[BEGIN]

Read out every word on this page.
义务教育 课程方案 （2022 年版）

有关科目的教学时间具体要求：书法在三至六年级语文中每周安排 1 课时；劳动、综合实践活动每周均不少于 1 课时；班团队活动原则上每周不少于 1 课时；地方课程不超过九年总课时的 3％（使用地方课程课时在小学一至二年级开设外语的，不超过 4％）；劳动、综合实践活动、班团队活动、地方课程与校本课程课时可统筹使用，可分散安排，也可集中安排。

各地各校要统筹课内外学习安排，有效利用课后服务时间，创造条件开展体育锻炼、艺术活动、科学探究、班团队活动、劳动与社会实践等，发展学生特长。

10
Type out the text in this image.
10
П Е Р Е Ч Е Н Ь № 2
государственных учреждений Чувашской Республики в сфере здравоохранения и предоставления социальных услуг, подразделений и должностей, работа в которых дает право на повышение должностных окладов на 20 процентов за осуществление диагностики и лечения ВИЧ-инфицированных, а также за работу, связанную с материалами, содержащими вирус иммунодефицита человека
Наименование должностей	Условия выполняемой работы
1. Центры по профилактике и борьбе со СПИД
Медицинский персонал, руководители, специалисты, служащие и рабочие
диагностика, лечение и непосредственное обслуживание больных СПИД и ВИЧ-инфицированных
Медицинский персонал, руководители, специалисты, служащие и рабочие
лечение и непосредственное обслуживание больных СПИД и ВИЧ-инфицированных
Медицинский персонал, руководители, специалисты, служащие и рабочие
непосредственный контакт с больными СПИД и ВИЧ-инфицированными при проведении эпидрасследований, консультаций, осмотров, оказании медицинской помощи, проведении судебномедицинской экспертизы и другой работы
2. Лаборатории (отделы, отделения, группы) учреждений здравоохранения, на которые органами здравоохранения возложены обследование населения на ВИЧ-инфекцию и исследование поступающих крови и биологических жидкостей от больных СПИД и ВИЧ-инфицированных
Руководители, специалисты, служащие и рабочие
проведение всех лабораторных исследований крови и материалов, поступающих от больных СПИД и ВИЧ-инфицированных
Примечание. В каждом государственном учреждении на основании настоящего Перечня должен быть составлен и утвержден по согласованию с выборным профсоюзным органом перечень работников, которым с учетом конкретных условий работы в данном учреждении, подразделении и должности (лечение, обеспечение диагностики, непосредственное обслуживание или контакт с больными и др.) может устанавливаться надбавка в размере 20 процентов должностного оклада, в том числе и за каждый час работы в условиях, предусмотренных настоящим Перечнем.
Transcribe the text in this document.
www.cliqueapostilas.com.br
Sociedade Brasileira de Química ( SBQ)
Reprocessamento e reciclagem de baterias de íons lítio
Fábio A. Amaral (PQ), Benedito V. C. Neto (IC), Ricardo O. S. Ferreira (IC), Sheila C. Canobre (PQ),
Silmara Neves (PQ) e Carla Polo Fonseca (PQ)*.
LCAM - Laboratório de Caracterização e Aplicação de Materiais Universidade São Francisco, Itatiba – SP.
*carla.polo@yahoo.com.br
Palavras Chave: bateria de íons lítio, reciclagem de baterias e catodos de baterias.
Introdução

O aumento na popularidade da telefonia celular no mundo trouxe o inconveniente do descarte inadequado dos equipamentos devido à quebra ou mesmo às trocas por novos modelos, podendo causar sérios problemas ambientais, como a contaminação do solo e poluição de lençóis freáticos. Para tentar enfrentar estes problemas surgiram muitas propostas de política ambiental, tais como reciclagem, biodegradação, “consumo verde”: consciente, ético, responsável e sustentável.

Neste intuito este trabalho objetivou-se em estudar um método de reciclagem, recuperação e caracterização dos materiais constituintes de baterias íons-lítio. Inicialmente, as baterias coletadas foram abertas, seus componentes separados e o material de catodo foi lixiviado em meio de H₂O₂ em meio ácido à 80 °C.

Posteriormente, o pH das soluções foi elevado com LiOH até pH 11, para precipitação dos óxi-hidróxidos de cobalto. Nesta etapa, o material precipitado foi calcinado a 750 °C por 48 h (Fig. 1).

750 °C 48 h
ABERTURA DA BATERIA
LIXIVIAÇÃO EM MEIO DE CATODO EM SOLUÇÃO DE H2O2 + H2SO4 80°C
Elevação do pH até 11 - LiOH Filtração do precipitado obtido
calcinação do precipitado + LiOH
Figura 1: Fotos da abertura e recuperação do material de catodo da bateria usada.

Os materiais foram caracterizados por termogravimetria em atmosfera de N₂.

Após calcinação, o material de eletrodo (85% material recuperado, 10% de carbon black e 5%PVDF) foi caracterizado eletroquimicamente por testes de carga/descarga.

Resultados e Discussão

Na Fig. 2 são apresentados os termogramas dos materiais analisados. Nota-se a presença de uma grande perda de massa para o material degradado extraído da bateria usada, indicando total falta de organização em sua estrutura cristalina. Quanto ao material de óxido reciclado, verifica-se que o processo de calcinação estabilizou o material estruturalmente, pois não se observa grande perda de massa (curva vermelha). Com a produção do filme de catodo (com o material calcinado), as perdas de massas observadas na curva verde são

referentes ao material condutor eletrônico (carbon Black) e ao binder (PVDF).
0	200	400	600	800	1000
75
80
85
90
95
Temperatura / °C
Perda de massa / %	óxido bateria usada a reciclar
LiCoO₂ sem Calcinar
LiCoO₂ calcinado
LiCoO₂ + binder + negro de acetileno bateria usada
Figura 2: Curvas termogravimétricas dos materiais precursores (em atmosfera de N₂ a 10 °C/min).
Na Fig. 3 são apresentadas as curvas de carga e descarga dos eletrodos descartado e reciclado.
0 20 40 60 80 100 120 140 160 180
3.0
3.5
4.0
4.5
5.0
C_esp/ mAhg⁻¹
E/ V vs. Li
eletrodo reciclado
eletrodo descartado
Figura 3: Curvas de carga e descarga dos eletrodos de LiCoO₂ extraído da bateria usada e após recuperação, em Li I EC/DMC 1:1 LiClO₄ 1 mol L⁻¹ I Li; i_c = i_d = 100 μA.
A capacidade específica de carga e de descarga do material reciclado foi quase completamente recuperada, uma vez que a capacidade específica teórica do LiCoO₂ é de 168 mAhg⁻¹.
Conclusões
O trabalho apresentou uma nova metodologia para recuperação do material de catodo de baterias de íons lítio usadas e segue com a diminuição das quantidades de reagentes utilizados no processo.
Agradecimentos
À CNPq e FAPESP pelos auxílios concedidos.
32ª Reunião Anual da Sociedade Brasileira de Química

[END]

EXERCISE DETAILS
Go through the entries and repeat each one exactly.

RESULT OF THE EXERCISE
Read out every word on this page.
义务教育 课程方案 （2022 年版）

有关科目的教学时间具体要求：书法在三至六年级语文中每周安排 1 课时；劳动、综合实践活动每周均不少于 1 课时；班团队活动原则上每周不少于 1 课时；地方课程不超过九年总课时的 3％（使用地方课程课时在小学一至二年级开设外语的，不超过 4％）；劳动、综合实践活动、班团队活动、地方课程与校本课程课时可统筹使用，可分散安排，也可集中安排。

各地各校要统筹课内外学习安排，有效利用课后服务时间，创造条件开展体育锻炼、艺术活动、科学探究、班团队活动、劳动与社会实践等，发展学生特长。

10
Type out the text in this image.
10
П Е Р Е Ч Е Н Ь № 2
государственных учреждений Чувашской Республики в сфере здравоохранения и предоставления социальных услуг, подразделений и должностей, работа в которых дает право на повышение должностных окладов на 20 процентов за осуществление диагностики и лечения ВИЧ-инфицированных, а также за работу, связанную с материалами, содержащими вирус иммунодефицита человека
Наименование должностей	Условия выполняемой работы
1. Центры по профилактике и борьбе со СПИД
Медицинский персонал, руководители, специалисты, служащие и рабочие
диагностика, лечение и непосредственное обслуживание больных СПИД и ВИЧ-инфицированных
Медицинский персонал, руководители, специалисты, служащие и рабочие
лечение и непосредственное обслуживание больных СПИД и ВИЧ-инфицированных
Медицинский персонал, руководители, специалисты, служащие и рабочие
непосредственный контакт с больными СПИД и ВИЧ-инфицированными при проведении эпидрасследований, консультаций, осмотров, оказании медицинской помощи, проведении судебномедицинской экспертизы и другой работы
2. Лаборатории (отделы, отделения, группы) учреждений здравоохранения, на которые органами здравоохранения возложены обследование населения на ВИЧ-инфекцию и исследование поступающих крови и биологических жидкостей от больных СПИД и ВИЧ-инфицированных
Руководители, специалисты, служащие и рабочие
проведение всех лабораторных исследований крови и материалов, поступающих от больных СПИД и ВИЧ-инфицированных
Примечание. В каждом государственном учреждении на основании настоящего Перечня должен быть составлен и утвержден по согласованию с выборным профсоюзным органом перечень работников, которым с учетом конкретных условий работы в данном учреждении, подразделении и должности (лечение, обеспечение диагностики, непосредственное обслуживание или контакт с больными и др.) может устанавливаться надбавка в размере 20 процентов должностного оклада, в том числе и за каждый час работы в условиях, предусмотренных настоящим Перечнем.
Transcribe the text in this document.
www.cliqueapostilas.com.br
Sociedade Brasileira de Química ( SBQ)
Reprocessamento e reciclagem de baterias de íons lítio
Fábio A. Amaral (PQ), Benedito V. C. Neto (IC), Ricardo O. S. Ferreira (IC), Sheila C. Canobre (PQ),
Silmara Neves (PQ) e Carla Polo Fonseca (PQ)*.
LCAM - Laboratório de Caracterização e Aplicação de Materiais Universidade São Francisco, Itatiba – SP.
*carla.polo@yahoo.com.br
Palavras Chave: bateria de íons lítio, reciclagem de baterias e catodos de baterias.
Introdução

O aumento na popularidade da telefonia celular no mundo trouxe o inconveniente do descarte inadequado dos equipamentos devido à quebra ou mesmo às trocas por novos modelos, podendo causar sérios problemas ambientais, como a contaminação do solo e poluição de lençóis freáticos. Para tentar enfrentar estes problemas surgiram muitas propostas de política ambiental, tais como reciclagem, biodegradação, “consumo verde”: consciente, ético, responsável e sustentável.

Neste intuito este trabalho objetivou-se em estudar um método de reciclagem, recuperação e caracterização dos materiais constituintes de baterias íons-lítio. Inicialmente, as baterias coletadas foram abertas, seus componentes separados e o material de catodo foi lixiviado em meio de H₂O₂ em meio ácido à 80 °C.

Posteriormente, o pH das soluções foi elevado com LiOH até pH 11, para precipitação dos óxi-hidróxidos de cobalto. Nesta etapa, o material precipitado foi calcinado a 750 °C por 48 h (Fig. 1).

750 °C 48 h
ABERTURA DA BATERIA
LIXIVIAÇÃO EM MEIO DE CATODO EM SOLUÇÃO DE H2O2 + H2SO4 80°C
Elevação do pH até 11 - LiOH Filtração do precipitado obtido
calcinação do precipitado + LiOH
Figura 1: Fotos da abertura e recuperação do material de catodo da bateria usada.

Os materiais foram caracterizados por termogravimetria em atmosfera de N₂.

Após calcinação, o material de eletrodo (85% material recuperado, 10% de carbon black e 5%PVDF) foi caracterizado eletroquimicamente por testes de carga/descarga.

Resultados e Discussão

Na Fig. 2 são apresentados os termogramas dos materiais analisados. Nota-se a presença de uma grande perda de massa para o material degradado extraído da bateria usada, indicando total falta de organização em sua estrutura cristalina. Quanto ao material de óxido reciclado, verifica-se que o processo de calcinação estabilizou o material estruturalmente, pois não se observa grande perda de massa (curva vermelha). Com a produção do filme de catodo (com o material calcinado), as perdas de massas observadas na curva verde são

referentes ao material condutor eletrônico (carbon Black) e ao binder (PVDF).
0	200	400	600	800	1000
75
80
85
90
95
Temperatura / °C
Perda de massa / %	óxido bateria usada a reciclar
LiCoO₂ sem Calcinar
LiCoO₂ calcinado
LiCoO₂ + binder + negro de acetileno bateria usada
Figura 2: Curvas termogravimétricas dos materiais precursores (em atmosfera de N₂ a 10 °C/min).
Na Fig. 3 são apresentadas as curvas de carga e descarga dos eletrodos descartado e reciclado.
0 20 40 60 80 100 120 140 160 180
3.0
3.5
4.0
4.5
5.0
C_esp/ mAhg⁻¹
E/ V vs. Li
eletrodo reciclado
eletrodo descartado
Figura 3: Curvas de carga e descarga dos eletrodos de LiCoO₂ extraído da bateria usada e após recuperação, em Li I EC/DMC 1:1 LiClO₄ 1 mol L⁻¹ I Li; i_c = i_d = 100 μA.
A capacidade específica de carga e de descarga do material reciclado foi quase completamente recuperada, uma vez que a capacidade específica teórica do LiCoO₂ é de 168 mAhg⁻¹.
Conclusões
O trabalho apresentou uma nova metodologia para recuperação do material de catodo de baterias de íons lítio usadas e segue com a diminuição das quantidades de reagentes utilizados no processo.
Agradecimentos
À CNPq e FAPESP pelos auxílios concedidos.
32ª Reunião Anual da Sociedade Brasileira de Química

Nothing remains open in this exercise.